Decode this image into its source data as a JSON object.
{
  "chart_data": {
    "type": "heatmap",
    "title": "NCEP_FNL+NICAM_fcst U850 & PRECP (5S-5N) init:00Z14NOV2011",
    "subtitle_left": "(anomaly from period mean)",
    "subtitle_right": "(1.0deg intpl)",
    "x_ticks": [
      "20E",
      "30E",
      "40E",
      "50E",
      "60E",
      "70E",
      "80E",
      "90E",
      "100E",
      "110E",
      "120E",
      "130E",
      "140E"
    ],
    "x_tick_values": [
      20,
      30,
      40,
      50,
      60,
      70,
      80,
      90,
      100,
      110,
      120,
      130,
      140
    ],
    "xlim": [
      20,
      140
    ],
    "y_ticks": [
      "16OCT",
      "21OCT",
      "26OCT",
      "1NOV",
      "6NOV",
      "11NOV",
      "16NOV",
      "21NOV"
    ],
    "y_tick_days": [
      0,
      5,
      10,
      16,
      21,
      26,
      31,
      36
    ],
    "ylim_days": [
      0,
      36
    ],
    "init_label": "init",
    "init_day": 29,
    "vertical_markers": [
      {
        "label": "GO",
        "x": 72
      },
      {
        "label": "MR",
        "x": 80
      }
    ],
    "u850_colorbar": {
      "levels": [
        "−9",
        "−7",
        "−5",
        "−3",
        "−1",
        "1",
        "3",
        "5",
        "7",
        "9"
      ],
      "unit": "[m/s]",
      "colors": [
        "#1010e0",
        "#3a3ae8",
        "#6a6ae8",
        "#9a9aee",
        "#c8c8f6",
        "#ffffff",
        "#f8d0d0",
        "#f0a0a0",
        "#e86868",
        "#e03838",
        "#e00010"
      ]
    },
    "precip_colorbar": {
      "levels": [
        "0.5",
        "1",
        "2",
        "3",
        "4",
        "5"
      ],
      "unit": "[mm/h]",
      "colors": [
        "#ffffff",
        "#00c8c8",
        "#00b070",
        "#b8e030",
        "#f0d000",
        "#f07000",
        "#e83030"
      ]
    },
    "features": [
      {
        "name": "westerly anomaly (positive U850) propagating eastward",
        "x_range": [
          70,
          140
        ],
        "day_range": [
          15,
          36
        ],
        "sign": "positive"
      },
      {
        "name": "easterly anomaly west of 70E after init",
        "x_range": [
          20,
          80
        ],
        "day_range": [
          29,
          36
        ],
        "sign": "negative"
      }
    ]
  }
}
......
TASK PROMPT: Give the listing again, word for word.

RESPONSE TO THIS TASK:
Decode this image into its source data as a JSON object.
{
  "chart_data": {
    "type": "heatmap",
    "title": "NCEP_FNL+NICAM_fcst U850 & PRECP (5S-5N) init:00Z14NOV2011",
    "subtitle_left": "(anomaly from period mean)",
    "subtitle_right": "(1.0deg intpl)",
    "x_ticks": [
      "20E",
      "30E",
      "40E",
      "50E",
      "60E",
      "70E",
      "80E",
      "90E",
      "100E",
      "110E",
      "120E",
      "130E",
      "140E"
    ],
    "x_tick_values": [
      20,
      30,
      40,
      50,
      60,
      70,
      80,
      90,
      100,
      110,
      120,
      130,
      140
    ],
    "xlim": [
      20,
      140
    ],
    "y_ticks": [
      "16OCT",
      "21OCT",
      "26OCT",
      "1NOV",
      "6NOV",
      "11NOV",
      "16NOV",
      "21NOV"
    ],
    "y_tick_days": [
      0,
      5,
      10,
      16,
      21,
      26,
      31,
      36
    ],
    "ylim_days": [
      0,
      36
    ],
    "init_label": "init",
    "init_day": 29,
    "vertical_markers": [
      {
        "label": "GO",
        "x": 72
      },
      {
        "label": "MR",
        "x": 80
      }
    ],
    "u850_colorbar": {
      "levels": [
        "−9",
        "−7",
        "−5",
        "−3",
        "−1",
        "1",
        "3",
        "5",
        "7",
        "9"
      ],
      "unit": "[m/s]",
      "colors": [
        "#1010e0",
        "#3a3ae8",
        "#6a6ae8",
        "#9a9aee",
        "#c8c8f6",
        "#ffffff",
        "#f8d0d0",
        "#f0a0a0",
        "#e86868",
        "#e03838",
        "#e00010"
      ]
    },
    "precip_colorbar": {
      "levels": [
        "0.5",
        "1",
        "2",
        "3",
        "4",
        "5"
      ],
      "unit": "[mm/h]",
      "colors": [
        "#ffffff",
        "#00c8c8",
        "#00b070",
        "#b8e030",
        "#f0d000",
        "#f07000",
        "#e83030"
      ]
    },
    "features": [
      {
        "name": "westerly anomaly (positive U850) propagating eastward",
        "x_range": [
          70,
          140
        ],
        "day_range": [
          15,
          36
        ],
        "sign": "positive"
      },
      {
        "name": "easterly anomaly west of 70E after init",
        "x_range": [
          20,
          80
        ],
        "day_range": [
          29,
          36
        ],
        "sign": "negative"
      }
    ]
  }
}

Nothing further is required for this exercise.